■ Exercise task ■
Gather all lines with "name" from the records.
* Begin *
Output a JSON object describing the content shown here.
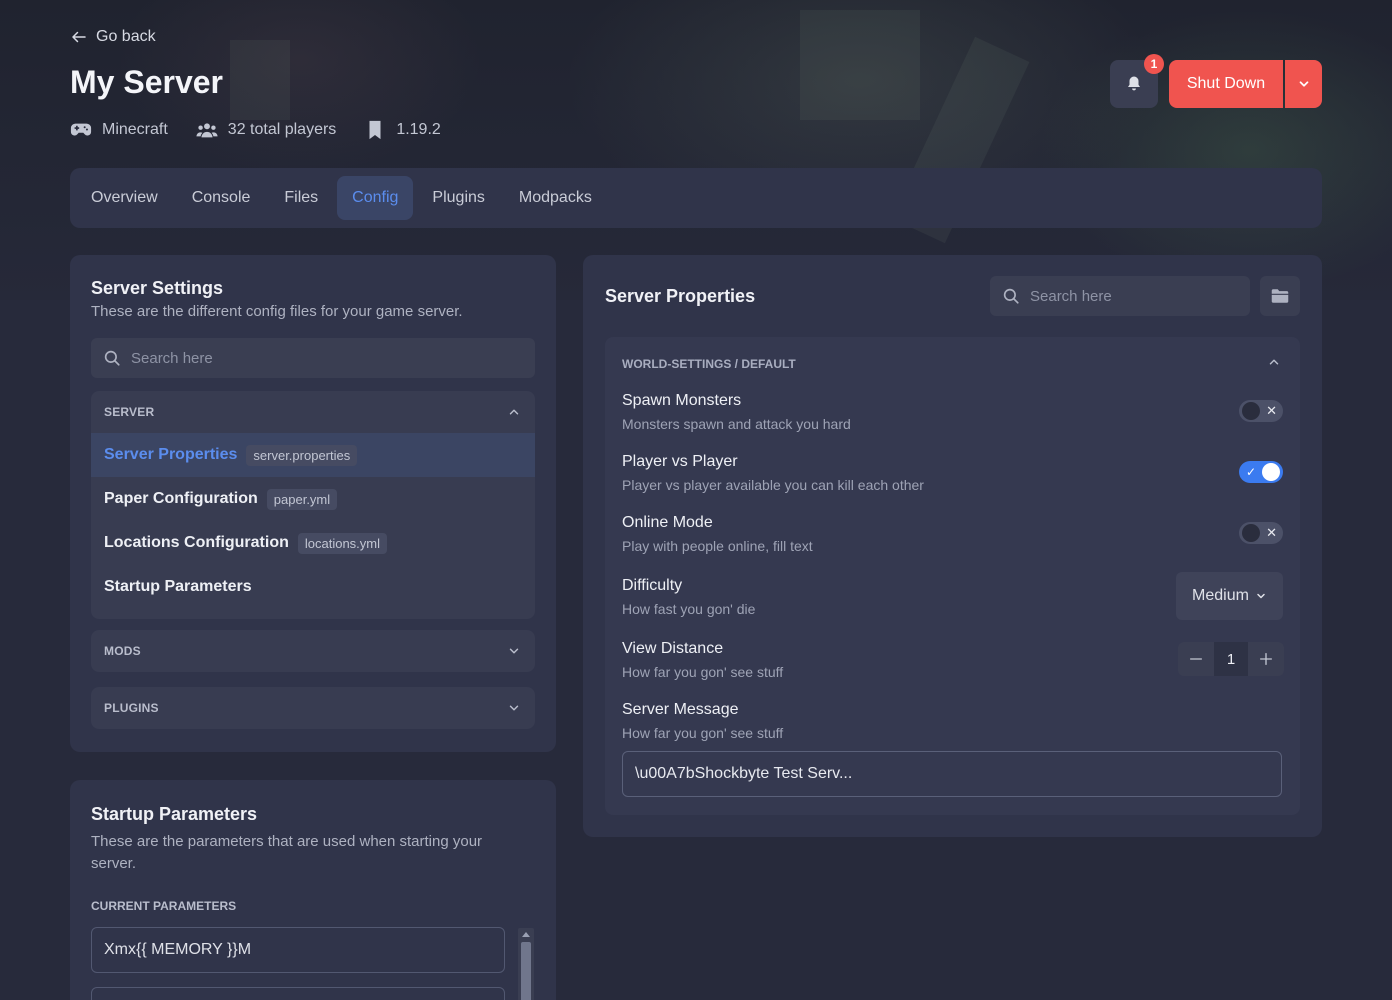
{
  "header": {
    "back_label": "Go back",
    "title": "My Server",
    "meta": {
      "game": "Minecraft",
      "players": "32 total players",
      "version": "1.19.2"
    },
    "notifications_count": "1",
    "shutdown_label": "Shut Down"
  },
  "tabs": [
    {
      "label": "Overview",
      "active": false
    },
    {
      "label": "Console",
      "active": false
    },
    {
      "label": "Files",
      "active": false
    },
    {
      "label": "Config",
      "active": true
    },
    {
      "label": "Plugins",
      "active": false
    },
    {
      "label": "Modpacks",
      "active": false
    }
  ],
  "server_settings": {
    "title": "Server Settings",
    "description": "These are the different config files for your game server.",
    "search_placeholder": "Search here",
    "groups": {
      "server": {
        "label": "SERVER",
        "items": [
          {
            "name": "Server Properties",
            "file": "server.properties",
            "active": true
          },
          {
            "name": "Paper Configuration",
            "file": "paper.yml",
            "active": false
          },
          {
            "name": "Locations Configuration",
            "file": "locations.yml",
            "active": false
          },
          {
            "name": "Startup Parameters",
            "file": "",
            "active": false
          }
        ]
      },
      "mods": {
        "label": "MODS"
      },
      "plugins": {
        "label": "PLUGINS"
      }
    }
  },
  "startup_parameters": {
    "title": "Startup Parameters",
    "description": "These are the parameters that are used when starting your server.",
    "current_label": "CURRENT PARAMETERS",
    "params": [
      "Xmx{{ MEMORY }}M",
      ""
    ]
  },
  "server_properties": {
    "title": "Server Properties",
    "search_placeholder": "Search here",
    "section_label": "WORLD-SETTINGS / DEFAULT",
    "settings": {
      "spawn_monsters": {
        "title": "Spawn Monsters",
        "desc": "Monsters spawn and attack you hard",
        "value": false
      },
      "pvp": {
        "title": "Player vs Player",
        "desc": "Player vs player available you can kill each other",
        "value": true
      },
      "online_mode": {
        "title": "Online Mode",
        "desc": "Play with people online, fill text",
        "value": false
      },
      "difficulty": {
        "title": "Difficulty",
        "desc": "How fast you gon' die",
        "value": "Medium"
      },
      "view_distance": {
        "title": "View Distance",
        "desc": "How far you gon' see stuff",
        "value": "1"
      },
      "server_message": {
        "title": "Server Message",
        "desc": "How far you gon' see stuff",
        "value": "\\u00A7bShockbyte Test Serv..."
      }
    }
  },
  "colors": {
    "accent": "#5b8dee",
    "danger": "#f0544f",
    "toggle_on": "#3b7bf0",
    "panel": "#30344a"
  }
}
* End *
■ Answer to this task ■
            "name": "Server Properties",
            "name": "Paper Configuration",
            "name": "Locations Configuration",
            "name": "Startup Parameters",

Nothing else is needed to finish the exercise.